__PASSAGE GIVEN__.
━━━━━━━━━━━━━━━━

In 2003, when the original developer had received approval to develop the condominiums, the Property was located in an OP-10 zone, which permitted such developments as conditional uses. Wall Township amended its zoning ordinance in 2005. Among other things, the amendment eliminated age-restricted residential units as permitted conditional uses in the OP-10 zone and permitted hotels as conditional uses in the zone. --------

The Township Planner initially determined AB Monmouth's application was incomplete because, among other things, it did not include "an ownership status certification by the applicant." AB Monmouth submitted additional information, and the Township Planner responded, in part: "[o]ne additional issue that must be clarified prior to a certification of completeness is the filing jurisdiction of the applicant. Please provide appropriate verification that AB Monmouth holds sole ownership of the subject property or Association minutes indicating that, by a majority vote, the Association consents to the application filing."

Following the exchange of additional correspondence, counsel for AB Monmouth wrote to the Board's solicitor and asserted AB Monmouth was a developer within the meaning of the Municipal Land Use Law (MLUL) (N.J.S.A. 40:55D-1 to -163), and therefore had standing to submit the application, because AB Monmouth had a proprietary interest in the land, owned a majority of the condominium units, and owned a majority of the interests in the common elements. Ten days later, the Township Planner certified the application as complete and scheduled a hearing before the Board.

Prior to the hearing date, the Township Planner informed AB Monmouth that as a result of the 2005 zoning amendments the Property had become a legal non-conforming use and its integration with another use required a use variance, which had to be heard by the zoning board. Additionally, the Township Planner said the application would require evidence of approval from non-sponsor condominium owners. The certificate of completion was revoked and the application deemed incomplete.

AB Monmouth's attorney responded in a strongly worded letter, asserting the revocation of the certificate of completion was invalid, and under the MLUL, the application would be deemed approved if not timely acted upon. The Board placed the application back on its meeting agenda. During the February 9, 2015 meeting, after an extended discussion, in a seven-to-one vote, the Board declined to hear the application for three reasons: it did not have jurisdiction to hear the application because the application required a use variance, which came under the jurisdiction of the zoning board; the administrative officer had directed the matter to the zoning board and an appeal from that decision had to be made to the zoning board; and, there was "a substantial question of whether the [a]pplicant has the ownership right to bring this application before the Board."

━━━━━━━━━━━━━━━━

__TASK SET__.
**a)** Using the zoning passage, answer each question briefly, marking each answer (i), (ii), or (iii) on its own line.
(i) In what year did Wall Township amend its zoning ordinance?
(ii) By what vote did the Board decline to hear the application at its February 9, 2015 meeting?
(iii) According to the Township Planner, which body had to hear the required use variance?
**b)** Reproduce the section of the zoning passage between "Prior to the" and "application deemed incomplete.", inclusive.
The rows that come next bear no relation to the zoning passage.

[Lines of data]

━━━━━━━━━━━━━━━━

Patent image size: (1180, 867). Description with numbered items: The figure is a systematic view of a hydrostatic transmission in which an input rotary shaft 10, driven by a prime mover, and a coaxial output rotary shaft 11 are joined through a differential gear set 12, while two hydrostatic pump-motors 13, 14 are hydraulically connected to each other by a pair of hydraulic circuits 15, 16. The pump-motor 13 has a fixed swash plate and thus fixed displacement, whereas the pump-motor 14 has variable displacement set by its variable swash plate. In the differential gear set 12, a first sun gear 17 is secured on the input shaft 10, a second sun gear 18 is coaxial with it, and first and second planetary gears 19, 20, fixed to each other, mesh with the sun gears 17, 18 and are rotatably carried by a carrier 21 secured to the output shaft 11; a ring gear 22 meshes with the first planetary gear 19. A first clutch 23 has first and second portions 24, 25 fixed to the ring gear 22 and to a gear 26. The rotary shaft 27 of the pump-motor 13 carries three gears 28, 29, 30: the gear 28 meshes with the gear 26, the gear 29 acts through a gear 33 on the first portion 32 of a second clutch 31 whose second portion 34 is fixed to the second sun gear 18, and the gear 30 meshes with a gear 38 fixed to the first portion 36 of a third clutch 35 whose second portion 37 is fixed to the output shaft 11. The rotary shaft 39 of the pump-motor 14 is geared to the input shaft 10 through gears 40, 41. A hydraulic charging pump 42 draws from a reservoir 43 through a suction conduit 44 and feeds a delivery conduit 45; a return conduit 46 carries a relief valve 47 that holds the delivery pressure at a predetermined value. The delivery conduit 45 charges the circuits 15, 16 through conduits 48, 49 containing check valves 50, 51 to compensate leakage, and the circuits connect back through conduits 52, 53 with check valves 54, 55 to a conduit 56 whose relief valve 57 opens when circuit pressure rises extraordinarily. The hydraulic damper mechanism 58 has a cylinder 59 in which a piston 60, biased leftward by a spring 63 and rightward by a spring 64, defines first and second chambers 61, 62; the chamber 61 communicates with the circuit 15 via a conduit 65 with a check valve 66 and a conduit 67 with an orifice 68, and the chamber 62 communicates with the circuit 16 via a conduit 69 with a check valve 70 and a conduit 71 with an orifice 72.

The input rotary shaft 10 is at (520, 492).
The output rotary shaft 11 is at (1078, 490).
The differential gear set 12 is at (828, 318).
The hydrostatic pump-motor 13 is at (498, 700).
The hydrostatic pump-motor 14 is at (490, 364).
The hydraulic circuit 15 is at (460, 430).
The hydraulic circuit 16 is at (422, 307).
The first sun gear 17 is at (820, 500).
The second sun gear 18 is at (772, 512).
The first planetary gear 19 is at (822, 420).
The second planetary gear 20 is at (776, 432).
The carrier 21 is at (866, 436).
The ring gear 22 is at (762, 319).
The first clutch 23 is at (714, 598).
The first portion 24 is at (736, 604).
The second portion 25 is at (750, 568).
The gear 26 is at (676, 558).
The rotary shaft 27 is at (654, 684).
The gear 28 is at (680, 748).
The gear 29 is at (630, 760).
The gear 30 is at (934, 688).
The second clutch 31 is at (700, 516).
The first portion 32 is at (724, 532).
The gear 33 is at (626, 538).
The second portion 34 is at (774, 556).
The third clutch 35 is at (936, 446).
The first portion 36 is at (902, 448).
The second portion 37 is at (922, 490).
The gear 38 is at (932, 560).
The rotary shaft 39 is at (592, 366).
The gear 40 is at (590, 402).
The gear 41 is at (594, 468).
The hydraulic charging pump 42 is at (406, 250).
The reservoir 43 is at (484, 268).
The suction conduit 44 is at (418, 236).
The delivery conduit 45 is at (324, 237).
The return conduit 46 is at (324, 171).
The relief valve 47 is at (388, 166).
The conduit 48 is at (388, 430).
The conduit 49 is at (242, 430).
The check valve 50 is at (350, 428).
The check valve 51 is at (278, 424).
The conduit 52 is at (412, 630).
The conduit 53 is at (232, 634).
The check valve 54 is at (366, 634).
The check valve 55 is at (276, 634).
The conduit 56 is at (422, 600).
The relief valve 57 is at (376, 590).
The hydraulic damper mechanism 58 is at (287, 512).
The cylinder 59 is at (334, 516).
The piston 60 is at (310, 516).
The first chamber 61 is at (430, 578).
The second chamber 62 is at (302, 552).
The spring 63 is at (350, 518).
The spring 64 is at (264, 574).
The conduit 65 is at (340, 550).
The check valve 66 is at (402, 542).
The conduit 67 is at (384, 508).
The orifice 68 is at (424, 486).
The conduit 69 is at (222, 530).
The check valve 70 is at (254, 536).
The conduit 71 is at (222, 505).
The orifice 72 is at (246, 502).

━━━━━━━━━━━━━━━━

__COMPLETED EXERCISE__.
**a)**
(i) 2005
(ii) Seven-to-one
(iii) The zoning board

**b)**
Prior to the hearing date, the Township Planner informed AB Monmouth that as a result of the 2005 zoning amendments the Property had become a legal non-conforming use and its integration with another use required a use variance, which had to be heard by the zoning board. Additionally, the Township Planner said the application would require evidence of approval from non-sponsor condominium owners. The certificate of completion was revoked and the application deemed incomplete.